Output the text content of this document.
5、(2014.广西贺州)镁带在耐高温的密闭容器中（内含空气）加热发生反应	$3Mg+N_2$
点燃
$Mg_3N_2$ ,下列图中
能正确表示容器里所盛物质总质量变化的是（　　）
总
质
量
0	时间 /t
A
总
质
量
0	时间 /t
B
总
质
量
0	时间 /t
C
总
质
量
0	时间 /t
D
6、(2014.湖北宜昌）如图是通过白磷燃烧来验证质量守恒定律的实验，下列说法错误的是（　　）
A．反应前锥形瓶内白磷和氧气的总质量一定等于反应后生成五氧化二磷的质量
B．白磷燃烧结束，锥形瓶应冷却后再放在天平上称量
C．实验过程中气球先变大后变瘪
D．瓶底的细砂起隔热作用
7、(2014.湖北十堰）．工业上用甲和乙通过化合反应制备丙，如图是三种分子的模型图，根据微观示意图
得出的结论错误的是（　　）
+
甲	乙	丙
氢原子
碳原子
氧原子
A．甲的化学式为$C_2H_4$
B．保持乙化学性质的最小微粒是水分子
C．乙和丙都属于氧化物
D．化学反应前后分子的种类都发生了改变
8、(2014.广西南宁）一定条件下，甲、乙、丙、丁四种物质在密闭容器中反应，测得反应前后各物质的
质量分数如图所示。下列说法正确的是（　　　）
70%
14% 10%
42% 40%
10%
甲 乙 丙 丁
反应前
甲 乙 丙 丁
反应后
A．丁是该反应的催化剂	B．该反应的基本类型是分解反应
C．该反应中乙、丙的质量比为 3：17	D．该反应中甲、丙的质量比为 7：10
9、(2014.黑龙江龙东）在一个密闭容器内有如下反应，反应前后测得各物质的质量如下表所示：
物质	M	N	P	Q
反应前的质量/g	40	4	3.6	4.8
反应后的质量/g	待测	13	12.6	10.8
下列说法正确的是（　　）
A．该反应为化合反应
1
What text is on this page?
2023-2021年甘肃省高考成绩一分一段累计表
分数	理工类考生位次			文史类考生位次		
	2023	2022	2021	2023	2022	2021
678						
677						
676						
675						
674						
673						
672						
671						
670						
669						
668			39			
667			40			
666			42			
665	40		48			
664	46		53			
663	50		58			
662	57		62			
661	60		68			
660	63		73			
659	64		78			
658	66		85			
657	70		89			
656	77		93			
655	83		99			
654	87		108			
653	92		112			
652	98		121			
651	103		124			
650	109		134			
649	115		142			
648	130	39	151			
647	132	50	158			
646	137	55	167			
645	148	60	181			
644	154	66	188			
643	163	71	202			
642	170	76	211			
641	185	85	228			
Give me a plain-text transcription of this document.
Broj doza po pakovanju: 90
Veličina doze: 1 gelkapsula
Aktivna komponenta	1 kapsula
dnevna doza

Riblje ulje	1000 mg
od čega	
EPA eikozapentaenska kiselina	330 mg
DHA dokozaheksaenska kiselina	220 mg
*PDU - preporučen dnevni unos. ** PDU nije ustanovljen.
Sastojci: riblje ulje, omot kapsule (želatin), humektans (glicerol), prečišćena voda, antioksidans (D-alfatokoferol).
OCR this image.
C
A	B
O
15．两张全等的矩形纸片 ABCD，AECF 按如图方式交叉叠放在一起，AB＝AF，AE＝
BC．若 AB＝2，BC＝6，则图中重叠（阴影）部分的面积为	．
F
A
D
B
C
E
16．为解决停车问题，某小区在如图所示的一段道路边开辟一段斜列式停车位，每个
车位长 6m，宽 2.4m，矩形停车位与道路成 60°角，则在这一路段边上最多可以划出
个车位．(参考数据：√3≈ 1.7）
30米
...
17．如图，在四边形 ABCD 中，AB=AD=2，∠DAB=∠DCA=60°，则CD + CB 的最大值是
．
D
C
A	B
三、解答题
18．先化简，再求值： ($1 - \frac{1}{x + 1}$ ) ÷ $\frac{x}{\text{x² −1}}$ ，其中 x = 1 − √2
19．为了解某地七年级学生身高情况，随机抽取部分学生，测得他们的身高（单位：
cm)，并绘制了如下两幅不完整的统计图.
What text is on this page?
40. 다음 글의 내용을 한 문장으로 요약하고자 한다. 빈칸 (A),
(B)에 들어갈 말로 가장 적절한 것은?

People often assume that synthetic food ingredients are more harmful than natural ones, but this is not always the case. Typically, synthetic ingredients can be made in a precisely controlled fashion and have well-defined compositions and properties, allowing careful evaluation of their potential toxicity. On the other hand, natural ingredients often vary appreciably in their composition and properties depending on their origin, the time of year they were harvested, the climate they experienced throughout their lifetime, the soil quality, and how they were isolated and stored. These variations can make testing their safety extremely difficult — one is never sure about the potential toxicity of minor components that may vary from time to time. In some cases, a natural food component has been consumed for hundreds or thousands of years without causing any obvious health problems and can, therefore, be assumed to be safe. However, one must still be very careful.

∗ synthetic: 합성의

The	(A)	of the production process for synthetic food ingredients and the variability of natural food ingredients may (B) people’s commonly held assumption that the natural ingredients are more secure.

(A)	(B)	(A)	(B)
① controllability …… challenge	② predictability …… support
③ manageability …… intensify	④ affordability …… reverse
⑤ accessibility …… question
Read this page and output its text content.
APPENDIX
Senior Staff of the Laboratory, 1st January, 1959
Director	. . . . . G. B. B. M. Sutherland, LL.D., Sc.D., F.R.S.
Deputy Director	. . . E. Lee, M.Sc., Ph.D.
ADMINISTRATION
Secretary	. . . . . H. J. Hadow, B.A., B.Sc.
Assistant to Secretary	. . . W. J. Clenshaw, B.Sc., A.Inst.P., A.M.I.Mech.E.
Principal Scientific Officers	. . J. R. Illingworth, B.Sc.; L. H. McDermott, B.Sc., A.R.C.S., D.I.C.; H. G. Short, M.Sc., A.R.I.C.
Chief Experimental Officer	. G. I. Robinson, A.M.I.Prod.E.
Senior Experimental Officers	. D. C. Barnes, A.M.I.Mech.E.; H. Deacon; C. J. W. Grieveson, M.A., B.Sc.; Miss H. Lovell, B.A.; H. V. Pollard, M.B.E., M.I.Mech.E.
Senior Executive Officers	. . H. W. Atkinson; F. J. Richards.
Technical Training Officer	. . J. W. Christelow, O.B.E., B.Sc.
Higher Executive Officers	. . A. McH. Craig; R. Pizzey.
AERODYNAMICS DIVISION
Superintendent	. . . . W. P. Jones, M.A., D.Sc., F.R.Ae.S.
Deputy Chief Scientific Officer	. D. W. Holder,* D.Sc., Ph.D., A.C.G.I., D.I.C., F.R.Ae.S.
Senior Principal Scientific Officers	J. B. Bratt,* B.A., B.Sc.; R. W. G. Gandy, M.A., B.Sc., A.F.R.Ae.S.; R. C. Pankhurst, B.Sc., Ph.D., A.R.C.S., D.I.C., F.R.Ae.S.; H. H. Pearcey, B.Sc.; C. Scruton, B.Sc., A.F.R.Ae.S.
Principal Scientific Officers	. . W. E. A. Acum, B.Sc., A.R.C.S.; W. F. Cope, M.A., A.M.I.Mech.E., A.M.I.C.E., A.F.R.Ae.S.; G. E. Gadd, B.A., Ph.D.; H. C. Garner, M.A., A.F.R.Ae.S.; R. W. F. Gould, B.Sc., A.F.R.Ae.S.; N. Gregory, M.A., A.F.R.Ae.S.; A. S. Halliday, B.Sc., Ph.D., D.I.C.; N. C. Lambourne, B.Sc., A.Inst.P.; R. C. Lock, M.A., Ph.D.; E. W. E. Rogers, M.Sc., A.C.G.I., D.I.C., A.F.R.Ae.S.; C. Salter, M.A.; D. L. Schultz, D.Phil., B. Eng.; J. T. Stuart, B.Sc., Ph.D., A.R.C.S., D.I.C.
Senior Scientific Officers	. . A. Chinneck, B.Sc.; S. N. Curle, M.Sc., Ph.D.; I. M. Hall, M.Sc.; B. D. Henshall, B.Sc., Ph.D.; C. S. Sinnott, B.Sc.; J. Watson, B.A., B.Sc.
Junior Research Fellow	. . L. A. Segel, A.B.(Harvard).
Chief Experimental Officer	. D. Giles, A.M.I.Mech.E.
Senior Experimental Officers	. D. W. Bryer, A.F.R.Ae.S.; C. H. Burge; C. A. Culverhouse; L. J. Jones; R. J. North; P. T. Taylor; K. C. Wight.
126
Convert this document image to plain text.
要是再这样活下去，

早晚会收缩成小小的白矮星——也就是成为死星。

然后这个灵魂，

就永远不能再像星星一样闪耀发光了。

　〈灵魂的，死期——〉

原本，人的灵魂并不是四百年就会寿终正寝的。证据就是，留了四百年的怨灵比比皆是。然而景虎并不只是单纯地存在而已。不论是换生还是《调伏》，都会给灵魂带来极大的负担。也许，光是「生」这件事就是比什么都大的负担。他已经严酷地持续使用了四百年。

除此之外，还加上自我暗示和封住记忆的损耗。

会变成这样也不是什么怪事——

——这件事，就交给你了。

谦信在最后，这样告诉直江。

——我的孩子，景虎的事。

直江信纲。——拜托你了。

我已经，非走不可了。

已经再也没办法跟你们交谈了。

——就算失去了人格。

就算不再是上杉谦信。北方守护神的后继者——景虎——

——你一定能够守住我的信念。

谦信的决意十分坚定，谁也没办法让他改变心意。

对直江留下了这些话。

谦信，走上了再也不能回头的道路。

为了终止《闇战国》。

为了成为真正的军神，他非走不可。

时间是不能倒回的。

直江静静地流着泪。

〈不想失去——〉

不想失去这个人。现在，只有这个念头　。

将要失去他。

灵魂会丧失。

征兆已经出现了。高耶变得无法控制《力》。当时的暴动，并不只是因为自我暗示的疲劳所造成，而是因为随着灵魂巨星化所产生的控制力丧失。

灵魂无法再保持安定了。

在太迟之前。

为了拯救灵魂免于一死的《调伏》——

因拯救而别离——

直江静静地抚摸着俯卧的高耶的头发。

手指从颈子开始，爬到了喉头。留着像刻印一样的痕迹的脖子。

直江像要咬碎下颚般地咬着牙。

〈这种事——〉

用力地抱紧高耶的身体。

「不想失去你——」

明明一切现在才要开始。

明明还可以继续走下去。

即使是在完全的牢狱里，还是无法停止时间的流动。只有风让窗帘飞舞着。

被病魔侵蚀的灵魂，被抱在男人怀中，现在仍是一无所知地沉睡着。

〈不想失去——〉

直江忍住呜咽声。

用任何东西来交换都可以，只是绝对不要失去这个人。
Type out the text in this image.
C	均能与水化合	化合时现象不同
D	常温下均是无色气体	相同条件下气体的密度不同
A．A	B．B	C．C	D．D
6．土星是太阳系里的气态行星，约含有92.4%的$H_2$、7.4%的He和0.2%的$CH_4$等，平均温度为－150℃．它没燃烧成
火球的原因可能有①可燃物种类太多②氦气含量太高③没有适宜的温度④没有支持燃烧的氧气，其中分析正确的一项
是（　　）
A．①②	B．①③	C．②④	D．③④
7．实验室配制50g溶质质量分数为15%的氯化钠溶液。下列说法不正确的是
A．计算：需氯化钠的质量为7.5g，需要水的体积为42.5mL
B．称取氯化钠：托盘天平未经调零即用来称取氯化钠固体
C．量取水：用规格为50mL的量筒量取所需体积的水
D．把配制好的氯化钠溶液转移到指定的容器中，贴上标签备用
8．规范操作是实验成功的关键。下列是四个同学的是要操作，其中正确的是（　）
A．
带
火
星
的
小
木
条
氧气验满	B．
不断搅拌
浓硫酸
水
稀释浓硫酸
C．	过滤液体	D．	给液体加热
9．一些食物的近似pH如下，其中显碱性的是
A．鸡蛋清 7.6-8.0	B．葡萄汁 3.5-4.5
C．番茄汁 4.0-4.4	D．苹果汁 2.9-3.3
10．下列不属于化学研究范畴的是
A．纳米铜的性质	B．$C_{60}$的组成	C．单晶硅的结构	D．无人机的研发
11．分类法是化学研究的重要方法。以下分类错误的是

--------------------

Copy every line that contains the string "Secretary".

Secretary	. . . . . H. J. Hadow, B.A., B.Sc.
Assistant to Secretary	. . . W. J. Clenshaw, B.Sc., A.Inst.P., A.M.I.Mech.E.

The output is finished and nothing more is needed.